-- begin --

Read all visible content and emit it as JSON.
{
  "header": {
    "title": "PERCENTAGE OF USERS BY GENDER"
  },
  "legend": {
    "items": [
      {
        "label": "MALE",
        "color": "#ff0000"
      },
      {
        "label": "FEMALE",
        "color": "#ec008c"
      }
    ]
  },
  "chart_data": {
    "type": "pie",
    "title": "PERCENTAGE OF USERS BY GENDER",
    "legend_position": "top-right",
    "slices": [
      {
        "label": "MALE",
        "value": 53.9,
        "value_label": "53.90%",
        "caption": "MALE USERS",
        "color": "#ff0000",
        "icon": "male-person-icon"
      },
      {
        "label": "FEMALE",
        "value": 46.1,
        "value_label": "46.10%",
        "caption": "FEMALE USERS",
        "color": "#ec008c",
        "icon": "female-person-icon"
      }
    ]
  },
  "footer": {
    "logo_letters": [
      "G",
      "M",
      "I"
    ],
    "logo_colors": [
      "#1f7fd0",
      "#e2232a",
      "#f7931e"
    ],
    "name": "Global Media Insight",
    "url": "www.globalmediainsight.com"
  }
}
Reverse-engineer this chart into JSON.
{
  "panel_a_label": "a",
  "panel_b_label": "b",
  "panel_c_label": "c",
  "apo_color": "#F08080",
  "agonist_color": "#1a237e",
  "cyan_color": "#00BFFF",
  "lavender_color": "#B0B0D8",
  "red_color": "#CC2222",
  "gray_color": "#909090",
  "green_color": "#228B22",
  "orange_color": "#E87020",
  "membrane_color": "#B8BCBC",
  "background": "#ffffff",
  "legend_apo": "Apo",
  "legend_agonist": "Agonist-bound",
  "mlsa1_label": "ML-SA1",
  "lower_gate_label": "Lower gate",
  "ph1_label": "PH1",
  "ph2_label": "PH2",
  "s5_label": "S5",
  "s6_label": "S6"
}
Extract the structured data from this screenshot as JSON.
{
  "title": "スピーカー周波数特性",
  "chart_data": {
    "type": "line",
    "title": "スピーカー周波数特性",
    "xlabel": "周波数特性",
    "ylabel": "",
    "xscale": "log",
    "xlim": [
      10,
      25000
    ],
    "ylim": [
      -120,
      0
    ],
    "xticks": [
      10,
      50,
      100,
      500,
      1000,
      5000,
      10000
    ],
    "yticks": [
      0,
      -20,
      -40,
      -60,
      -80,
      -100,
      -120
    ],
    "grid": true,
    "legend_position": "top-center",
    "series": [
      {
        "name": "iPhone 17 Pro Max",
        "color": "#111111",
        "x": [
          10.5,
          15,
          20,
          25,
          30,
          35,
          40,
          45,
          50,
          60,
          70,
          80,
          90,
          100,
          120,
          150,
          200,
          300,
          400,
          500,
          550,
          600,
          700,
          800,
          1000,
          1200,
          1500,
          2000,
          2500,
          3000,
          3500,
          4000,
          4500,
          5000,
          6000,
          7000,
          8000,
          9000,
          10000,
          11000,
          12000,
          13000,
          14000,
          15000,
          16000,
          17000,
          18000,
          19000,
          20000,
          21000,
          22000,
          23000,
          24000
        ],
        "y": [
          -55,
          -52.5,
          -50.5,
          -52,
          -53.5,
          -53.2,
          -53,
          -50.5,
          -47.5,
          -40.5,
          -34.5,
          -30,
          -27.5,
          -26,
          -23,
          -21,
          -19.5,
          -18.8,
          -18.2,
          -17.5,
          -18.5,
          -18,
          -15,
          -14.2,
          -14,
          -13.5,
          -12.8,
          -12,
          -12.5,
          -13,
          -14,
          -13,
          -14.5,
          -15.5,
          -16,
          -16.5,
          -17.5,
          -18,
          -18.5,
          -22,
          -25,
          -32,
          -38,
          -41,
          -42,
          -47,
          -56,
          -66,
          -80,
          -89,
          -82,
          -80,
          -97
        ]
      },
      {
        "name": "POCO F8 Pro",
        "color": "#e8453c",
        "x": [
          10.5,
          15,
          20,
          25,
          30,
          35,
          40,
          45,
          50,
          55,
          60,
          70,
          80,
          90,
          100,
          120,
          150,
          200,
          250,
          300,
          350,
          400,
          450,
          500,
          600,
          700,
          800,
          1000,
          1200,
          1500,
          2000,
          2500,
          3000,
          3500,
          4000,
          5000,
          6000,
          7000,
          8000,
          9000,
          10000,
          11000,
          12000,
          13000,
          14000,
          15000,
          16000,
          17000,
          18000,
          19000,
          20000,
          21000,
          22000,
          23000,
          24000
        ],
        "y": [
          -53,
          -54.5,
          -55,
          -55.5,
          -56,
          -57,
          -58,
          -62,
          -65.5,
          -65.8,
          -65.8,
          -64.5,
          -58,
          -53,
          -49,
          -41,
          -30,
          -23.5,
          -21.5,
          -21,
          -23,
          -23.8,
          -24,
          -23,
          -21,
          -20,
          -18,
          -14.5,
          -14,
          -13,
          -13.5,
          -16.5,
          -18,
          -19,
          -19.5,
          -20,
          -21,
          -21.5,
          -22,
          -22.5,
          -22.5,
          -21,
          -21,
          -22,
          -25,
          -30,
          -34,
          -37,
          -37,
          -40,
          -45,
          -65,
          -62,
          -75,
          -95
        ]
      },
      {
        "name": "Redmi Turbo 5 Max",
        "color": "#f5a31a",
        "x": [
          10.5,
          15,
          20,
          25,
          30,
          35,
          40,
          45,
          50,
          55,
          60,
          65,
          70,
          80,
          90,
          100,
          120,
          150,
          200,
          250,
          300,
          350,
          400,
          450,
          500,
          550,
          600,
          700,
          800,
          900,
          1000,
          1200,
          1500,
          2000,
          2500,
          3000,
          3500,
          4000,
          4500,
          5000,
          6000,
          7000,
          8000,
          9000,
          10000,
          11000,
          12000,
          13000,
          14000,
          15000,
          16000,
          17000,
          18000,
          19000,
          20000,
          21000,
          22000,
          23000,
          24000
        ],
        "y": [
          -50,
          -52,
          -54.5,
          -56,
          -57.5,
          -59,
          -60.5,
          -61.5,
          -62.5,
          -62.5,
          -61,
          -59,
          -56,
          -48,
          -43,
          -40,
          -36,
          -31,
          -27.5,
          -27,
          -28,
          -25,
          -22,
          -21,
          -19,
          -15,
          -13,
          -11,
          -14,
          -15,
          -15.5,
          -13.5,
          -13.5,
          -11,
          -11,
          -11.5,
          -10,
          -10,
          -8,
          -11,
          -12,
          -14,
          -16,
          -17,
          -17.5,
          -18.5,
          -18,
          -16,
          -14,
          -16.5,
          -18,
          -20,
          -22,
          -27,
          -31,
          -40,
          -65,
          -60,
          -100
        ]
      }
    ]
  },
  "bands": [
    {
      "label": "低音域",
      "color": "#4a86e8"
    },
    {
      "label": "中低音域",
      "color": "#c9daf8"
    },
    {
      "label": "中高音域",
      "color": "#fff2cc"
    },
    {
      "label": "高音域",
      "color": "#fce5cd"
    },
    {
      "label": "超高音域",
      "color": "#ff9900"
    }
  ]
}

-- end --

Pull out all lines from the entries above that include the word "caption".

• **COMPLETED TASK**
        "caption": "MALE USERS",
        "caption": "FEMALE USERS",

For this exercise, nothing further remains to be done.